Work to be completed:
Give the material once more, word for word, without any images.

— START OF Supplied entries —

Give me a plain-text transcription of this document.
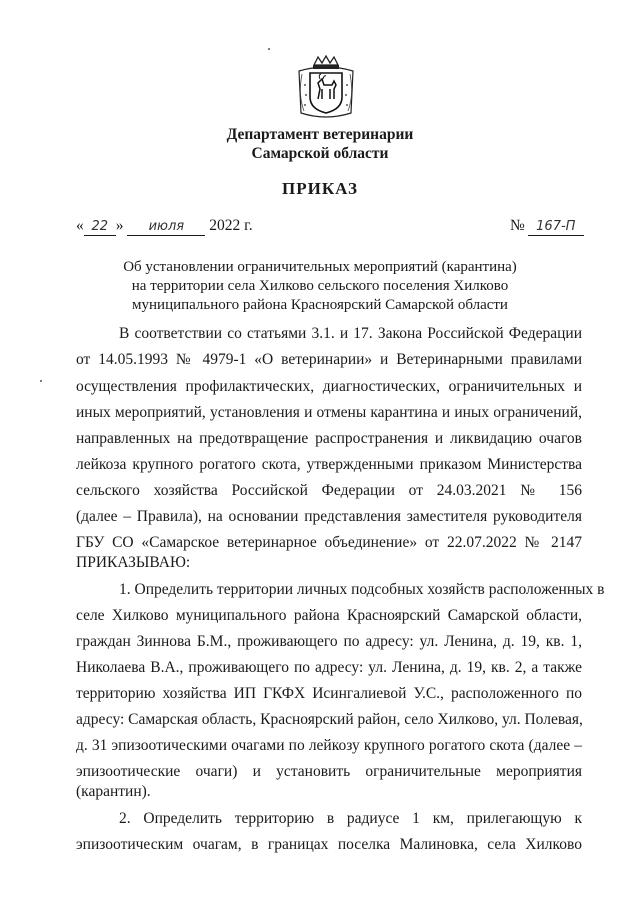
Департамент ветеринарии
Самарской области
ПРИКАЗ
« 22 » июля 2022 г.	№ 167-П
Об установлении ограничительных мероприятий (карантина)
на территории села Хилково сельского поселения Хилково
муниципального района Красноярский Самарской области
В соответствии со статьями 3.1. и 17. Закона Российской Федерации
от 14.05.1993 № 4979-1 «О ветеринарии» и Ветеринарными правилами
осуществления профилактических, диагностических, ограничительных и
иных мероприятий, установления и отмены карантина и иных ограничений,
направленных на предотвращение распространения и ликвидацию очагов
лейкоза крупного рогатого скота, утвержденными приказом Министерства
сельского хозяйства Российской Федерации от 24.03.2021 № 156
(далее – Правила), на основании представления заместителя руководителя
ГБУ СО «Самарское ветеринарное объединение» от 22.07.2022 № 2147
ПРИКАЗЫВАЮ:
1. Определить территории личных подсобных хозяйств расположенных в
селе Хилково муниципального района Красноярский Самарской области,
граждан Зиннова Б.М., проживающего по адресу: ул. Ленина, д. 19, кв. 1,
Николаева В.А., проживающего по адресу: ул. Ленина, д. 19, кв. 2, а также
территорию хозяйства ИП ГКФХ Исингалиевой У.С., расположенного по
адресу: Самарская область, Красноярский район, село Хилково, ул. Полевая,
д. 31 эпизоотическими очагами по лейкозу крупного рогатого скота (далее –
эпизоотические очаги) и установить ограничительные мероприятия
(карантин).
2. Определить территорию в радиусе 1 км, прилегающую к
эпизоотическим очагам, в границах поселка Малиновка, села Хилково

— END OF Supplied entries —

Exercise response:
Give me a plain-text transcription of this document.
Департамент ветеринарии
Самарской области
ПРИКАЗ
« 22 » июля 2022 г.	№ 167-П
Об установлении ограничительных мероприятий (карантина)
на территории села Хилково сельского поселения Хилково
муниципального района Красноярский Самарской области
В соответствии со статьями 3.1. и 17. Закона Российской Федерации
от 14.05.1993 № 4979-1 «О ветеринарии» и Ветеринарными правилами
осуществления профилактических, диагностических, ограничительных и
иных мероприятий, установления и отмены карантина и иных ограничений,
направленных на предотвращение распространения и ликвидацию очагов
лейкоза крупного рогатого скота, утвержденными приказом Министерства
сельского хозяйства Российской Федерации от 24.03.2021 № 156
(далее – Правила), на основании представления заместителя руководителя
ГБУ СО «Самарское ветеринарное объединение» от 22.07.2022 № 2147
ПРИКАЗЫВАЮ:
1. Определить территории личных подсобных хозяйств расположенных в
селе Хилково муниципального района Красноярский Самарской области,
граждан Зиннова Б.М., проживающего по адресу: ул. Ленина, д. 19, кв. 1,
Николаева В.А., проживающего по адресу: ул. Ленина, д. 19, кв. 2, а также
территорию хозяйства ИП ГКФХ Исингалиевой У.С., расположенного по
адресу: Самарская область, Красноярский район, село Хилково, ул. Полевая,
д. 31 эпизоотическими очагами по лейкозу крупного рогатого скота (далее –
эпизоотические очаги) и установить ограничительные мероприятия
(карантин).
2. Определить территорию в радиусе 1 км, прилегающую к
эпизоотическим очагам, в границах поселка Малиновка, села Хилково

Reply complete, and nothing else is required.